* **Available records**:

━━━━

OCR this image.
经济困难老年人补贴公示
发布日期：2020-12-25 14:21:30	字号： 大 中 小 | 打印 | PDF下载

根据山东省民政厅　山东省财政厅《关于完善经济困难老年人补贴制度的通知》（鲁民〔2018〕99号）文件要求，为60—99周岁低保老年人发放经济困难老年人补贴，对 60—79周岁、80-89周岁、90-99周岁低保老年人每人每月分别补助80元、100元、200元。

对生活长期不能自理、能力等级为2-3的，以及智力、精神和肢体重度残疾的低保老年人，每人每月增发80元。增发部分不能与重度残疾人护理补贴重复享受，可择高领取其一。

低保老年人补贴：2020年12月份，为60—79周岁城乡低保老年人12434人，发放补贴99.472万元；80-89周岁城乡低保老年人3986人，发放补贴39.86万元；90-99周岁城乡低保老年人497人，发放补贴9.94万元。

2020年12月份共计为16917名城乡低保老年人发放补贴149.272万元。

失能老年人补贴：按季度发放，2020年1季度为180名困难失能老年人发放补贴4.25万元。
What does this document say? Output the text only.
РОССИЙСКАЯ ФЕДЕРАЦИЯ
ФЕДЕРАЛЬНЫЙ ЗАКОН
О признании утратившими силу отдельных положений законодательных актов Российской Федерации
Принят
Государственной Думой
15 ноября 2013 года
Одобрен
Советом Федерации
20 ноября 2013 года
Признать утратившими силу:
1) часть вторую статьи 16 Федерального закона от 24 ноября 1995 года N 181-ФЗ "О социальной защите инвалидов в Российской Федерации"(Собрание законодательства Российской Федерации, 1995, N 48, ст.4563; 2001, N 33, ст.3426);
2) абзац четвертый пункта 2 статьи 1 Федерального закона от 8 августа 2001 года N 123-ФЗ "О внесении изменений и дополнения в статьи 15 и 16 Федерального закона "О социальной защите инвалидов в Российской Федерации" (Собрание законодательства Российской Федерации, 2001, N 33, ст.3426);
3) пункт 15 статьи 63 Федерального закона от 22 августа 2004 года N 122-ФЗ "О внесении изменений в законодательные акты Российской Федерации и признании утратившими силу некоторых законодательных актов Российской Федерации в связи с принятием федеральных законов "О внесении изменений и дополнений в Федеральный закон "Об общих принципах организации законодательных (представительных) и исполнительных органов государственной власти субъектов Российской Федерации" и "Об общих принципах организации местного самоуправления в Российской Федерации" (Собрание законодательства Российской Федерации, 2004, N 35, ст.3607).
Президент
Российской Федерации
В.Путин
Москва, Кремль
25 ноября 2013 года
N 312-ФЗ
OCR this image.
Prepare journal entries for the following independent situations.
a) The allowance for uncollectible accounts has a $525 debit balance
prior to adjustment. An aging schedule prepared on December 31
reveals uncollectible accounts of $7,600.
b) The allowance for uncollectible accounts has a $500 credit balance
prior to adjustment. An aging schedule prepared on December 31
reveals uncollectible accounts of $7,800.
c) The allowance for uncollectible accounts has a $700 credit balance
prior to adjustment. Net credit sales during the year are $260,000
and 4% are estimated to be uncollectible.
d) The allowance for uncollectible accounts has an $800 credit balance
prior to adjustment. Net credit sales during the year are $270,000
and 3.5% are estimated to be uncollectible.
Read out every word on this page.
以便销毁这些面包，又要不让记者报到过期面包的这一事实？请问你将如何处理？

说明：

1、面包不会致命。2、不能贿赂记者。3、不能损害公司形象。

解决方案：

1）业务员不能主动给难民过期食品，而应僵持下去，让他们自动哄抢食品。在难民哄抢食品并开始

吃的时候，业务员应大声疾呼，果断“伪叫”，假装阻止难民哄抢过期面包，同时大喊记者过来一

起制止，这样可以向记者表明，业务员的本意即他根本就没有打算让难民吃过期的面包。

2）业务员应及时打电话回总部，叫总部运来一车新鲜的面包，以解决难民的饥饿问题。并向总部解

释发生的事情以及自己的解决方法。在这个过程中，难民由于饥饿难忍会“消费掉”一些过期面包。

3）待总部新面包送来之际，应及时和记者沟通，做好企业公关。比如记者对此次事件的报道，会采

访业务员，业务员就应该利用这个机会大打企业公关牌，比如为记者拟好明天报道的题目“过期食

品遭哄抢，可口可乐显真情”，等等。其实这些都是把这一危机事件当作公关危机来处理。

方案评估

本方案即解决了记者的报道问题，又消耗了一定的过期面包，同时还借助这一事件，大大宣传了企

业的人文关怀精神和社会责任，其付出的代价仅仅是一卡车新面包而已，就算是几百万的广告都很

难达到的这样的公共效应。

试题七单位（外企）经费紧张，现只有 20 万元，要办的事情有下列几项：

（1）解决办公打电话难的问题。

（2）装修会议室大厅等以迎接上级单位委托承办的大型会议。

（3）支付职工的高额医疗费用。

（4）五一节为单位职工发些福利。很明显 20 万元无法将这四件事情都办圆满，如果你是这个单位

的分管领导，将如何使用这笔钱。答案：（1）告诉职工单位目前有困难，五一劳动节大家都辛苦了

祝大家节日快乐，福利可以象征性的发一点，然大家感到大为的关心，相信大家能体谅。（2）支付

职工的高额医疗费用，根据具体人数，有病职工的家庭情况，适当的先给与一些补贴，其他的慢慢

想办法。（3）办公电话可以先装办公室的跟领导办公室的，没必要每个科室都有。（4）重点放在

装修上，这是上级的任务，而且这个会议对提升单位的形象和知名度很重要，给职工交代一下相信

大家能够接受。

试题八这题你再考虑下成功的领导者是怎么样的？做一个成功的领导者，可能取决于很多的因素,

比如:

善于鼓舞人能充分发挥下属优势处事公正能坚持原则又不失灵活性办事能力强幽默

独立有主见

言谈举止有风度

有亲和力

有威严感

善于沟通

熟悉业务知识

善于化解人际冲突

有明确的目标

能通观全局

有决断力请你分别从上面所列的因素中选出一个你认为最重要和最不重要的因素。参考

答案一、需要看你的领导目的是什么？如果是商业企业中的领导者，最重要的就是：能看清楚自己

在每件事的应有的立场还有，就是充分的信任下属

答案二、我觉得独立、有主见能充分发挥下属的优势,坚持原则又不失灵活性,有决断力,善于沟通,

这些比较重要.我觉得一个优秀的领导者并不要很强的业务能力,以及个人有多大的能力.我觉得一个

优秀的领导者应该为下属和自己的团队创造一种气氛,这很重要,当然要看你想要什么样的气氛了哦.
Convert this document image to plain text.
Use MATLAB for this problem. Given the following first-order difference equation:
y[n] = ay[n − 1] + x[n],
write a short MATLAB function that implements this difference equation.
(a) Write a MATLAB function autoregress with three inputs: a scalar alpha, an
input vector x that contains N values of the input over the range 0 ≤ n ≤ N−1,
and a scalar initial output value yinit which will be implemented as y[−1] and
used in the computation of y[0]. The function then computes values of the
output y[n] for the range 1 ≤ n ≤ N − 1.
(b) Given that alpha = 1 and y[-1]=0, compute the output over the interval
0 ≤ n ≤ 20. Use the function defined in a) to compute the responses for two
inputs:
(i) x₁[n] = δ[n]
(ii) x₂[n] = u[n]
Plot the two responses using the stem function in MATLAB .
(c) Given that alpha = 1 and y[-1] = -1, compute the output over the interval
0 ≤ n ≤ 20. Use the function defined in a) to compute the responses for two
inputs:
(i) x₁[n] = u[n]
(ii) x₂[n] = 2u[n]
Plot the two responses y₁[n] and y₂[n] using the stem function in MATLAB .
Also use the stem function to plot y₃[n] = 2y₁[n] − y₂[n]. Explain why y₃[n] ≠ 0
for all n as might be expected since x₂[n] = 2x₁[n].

━━━━

* **What to produce**: Faithfully copy every entry, leaving nothing out.

* **The result**:
OCR this image.
经济困难老年人补贴公示
发布日期：2020-12-25 14:21:30	字号： 大 中 小 | 打印 | PDF下载

根据山东省民政厅　山东省财政厅《关于完善经济困难老年人补贴制度的通知》（鲁民〔2018〕99号）文件要求，为60—99周岁低保老年人发放经济困难老年人补贴，对 60—79周岁、80-89周岁、90-99周岁低保老年人每人每月分别补助80元、100元、200元。

对生活长期不能自理、能力等级为2-3的，以及智力、精神和肢体重度残疾的低保老年人，每人每月增发80元。增发部分不能与重度残疾人护理补贴重复享受，可择高领取其一。

低保老年人补贴：2020年12月份，为60—79周岁城乡低保老年人12434人，发放补贴99.472万元；80-89周岁城乡低保老年人3986人，发放补贴39.86万元；90-99周岁城乡低保老年人497人，发放补贴9.94万元。

2020年12月份共计为16917名城乡低保老年人发放补贴149.272万元。

失能老年人补贴：按季度发放，2020年1季度为180名困难失能老年人发放补贴4.25万元。
What does this document say? Output the text only.
РОССИЙСКАЯ ФЕДЕРАЦИЯ
ФЕДЕРАЛЬНЫЙ ЗАКОН
О признании утратившими силу отдельных положений законодательных актов Российской Федерации
Принят
Государственной Думой
15 ноября 2013 года
Одобрен
Советом Федерации
20 ноября 2013 года
Признать утратившими силу:
1) часть вторую статьи 16 Федерального закона от 24 ноября 1995 года N 181-ФЗ "О социальной защите инвалидов в Российской Федерации"(Собрание законодательства Российской Федерации, 1995, N 48, ст.4563; 2001, N 33, ст.3426);
2) абзац четвертый пункта 2 статьи 1 Федерального закона от 8 августа 2001 года N 123-ФЗ "О внесении изменений и дополнения в статьи 15 и 16 Федерального закона "О социальной защите инвалидов в Российской Федерации" (Собрание законодательства Российской Федерации, 2001, N 33, ст.3426);
3) пункт 15 статьи 63 Федерального закона от 22 августа 2004 года N 122-ФЗ "О внесении изменений в законодательные акты Российской Федерации и признании утратившими силу некоторых законодательных актов Российской Федерации в связи с принятием федеральных законов "О внесении изменений и дополнений в Федеральный закон "Об общих принципах организации законодательных (представительных) и исполнительных органов государственной власти субъектов Российской Федерации" и "Об общих принципах организации местного самоуправления в Российской Федерации" (Собрание законодательства Российской Федерации, 2004, N 35, ст.3607).
Президент
Российской Федерации
В.Путин
Москва, Кремль
25 ноября 2013 года
N 312-ФЗ
OCR this image.
Prepare journal entries for the following independent situations.
a) The allowance for uncollectible accounts has a $525 debit balance
prior to adjustment. An aging schedule prepared on December 31
reveals uncollectible accounts of $7,600.
b) The allowance for uncollectible accounts has a $500 credit balance
prior to adjustment. An aging schedule prepared on December 31
reveals uncollectible accounts of $7,800.
c) The allowance for uncollectible accounts has a $700 credit balance
prior to adjustment. Net credit sales during the year are $260,000
and 4% are estimated to be uncollectible.
d) The allowance for uncollectible accounts has an $800 credit balance
prior to adjustment. Net credit sales during the year are $270,000
and 3.5% are estimated to be uncollectible.
Read out every word on this page.
以便销毁这些面包，又要不让记者报到过期面包的这一事实？请问你将如何处理？

说明：

1、面包不会致命。2、不能贿赂记者。3、不能损害公司形象。

解决方案：

1）业务员不能主动给难民过期食品，而应僵持下去，让他们自动哄抢食品。在难民哄抢食品并开始

吃的时候，业务员应大声疾呼，果断“伪叫”，假装阻止难民哄抢过期面包，同时大喊记者过来一

起制止，这样可以向记者表明，业务员的本意即他根本就没有打算让难民吃过期的面包。

2）业务员应及时打电话回总部，叫总部运来一车新鲜的面包，以解决难民的饥饿问题。并向总部解

释发生的事情以及自己的解决方法。在这个过程中，难民由于饥饿难忍会“消费掉”一些过期面包。

3）待总部新面包送来之际，应及时和记者沟通，做好企业公关。比如记者对此次事件的报道，会采

访业务员，业务员就应该利用这个机会大打企业公关牌，比如为记者拟好明天报道的题目“过期食

品遭哄抢，可口可乐显真情”，等等。其实这些都是把这一危机事件当作公关危机来处理。

方案评估

本方案即解决了记者的报道问题，又消耗了一定的过期面包，同时还借助这一事件，大大宣传了企

业的人文关怀精神和社会责任，其付出的代价仅仅是一卡车新面包而已，就算是几百万的广告都很

难达到的这样的公共效应。

试题七单位（外企）经费紧张，现只有 20 万元，要办的事情有下列几项：

（1）解决办公打电话难的问题。

（2）装修会议室大厅等以迎接上级单位委托承办的大型会议。

（3）支付职工的高额医疗费用。

（4）五一节为单位职工发些福利。很明显 20 万元无法将这四件事情都办圆满，如果你是这个单位

的分管领导，将如何使用这笔钱。答案：（1）告诉职工单位目前有困难，五一劳动节大家都辛苦了

祝大家节日快乐，福利可以象征性的发一点，然大家感到大为的关心，相信大家能体谅。（2）支付

职工的高额医疗费用，根据具体人数，有病职工的家庭情况，适当的先给与一些补贴，其他的慢慢

想办法。（3）办公电话可以先装办公室的跟领导办公室的，没必要每个科室都有。（4）重点放在

装修上，这是上级的任务，而且这个会议对提升单位的形象和知名度很重要，给职工交代一下相信

大家能够接受。

试题八这题你再考虑下成功的领导者是怎么样的？做一个成功的领导者，可能取决于很多的因素,

比如:

善于鼓舞人能充分发挥下属优势处事公正能坚持原则又不失灵活性办事能力强幽默

独立有主见

言谈举止有风度

有亲和力

有威严感

善于沟通

熟悉业务知识

善于化解人际冲突

有明确的目标

能通观全局

有决断力请你分别从上面所列的因素中选出一个你认为最重要和最不重要的因素。参考

答案一、需要看你的领导目的是什么？如果是商业企业中的领导者，最重要的就是：能看清楚自己

在每件事的应有的立场还有，就是充分的信任下属

答案二、我觉得独立、有主见能充分发挥下属的优势,坚持原则又不失灵活性,有决断力,善于沟通,

这些比较重要.我觉得一个优秀的领导者并不要很强的业务能力,以及个人有多大的能力.我觉得一个

优秀的领导者应该为下属和自己的团队创造一种气氛,这很重要,当然要看你想要什么样的气氛了哦.
Convert this document image to plain text.
Use MATLAB for this problem. Given the following first-order difference equation:
y[n] = ay[n − 1] + x[n],
write a short MATLAB function that implements this difference equation.
(a) Write a MATLAB function autoregress with three inputs: a scalar alpha, an
input vector x that contains N values of the input over the range 0 ≤ n ≤ N−1,
and a scalar initial output value yinit which will be implemented as y[−1] and
used in the computation of y[0]. The function then computes values of the
output y[n] for the range 1 ≤ n ≤ N − 1.
(b) Given that alpha = 1 and y[-1]=0, compute the output over the interval
0 ≤ n ≤ 20. Use the function defined in a) to compute the responses for two
inputs:
(i) x₁[n] = δ[n]
(ii) x₂[n] = u[n]
Plot the two responses using the stem function in MATLAB .
(c) Given that alpha = 1 and y[-1] = -1, compute the output over the interval
0 ≤ n ≤ 20. Use the function defined in a) to compute the responses for two
inputs:
(i) x₁[n] = u[n]
(ii) x₂[n] = 2u[n]
Plot the two responses y₁[n] and y₂[n] using the stem function in MATLAB .
Also use the stem function to plot y₃[n] = 2y₁[n] − y₂[n]. Explain why y₃[n] ≠ 0
for all n as might be expected since x₂[n] = 2x₁[n].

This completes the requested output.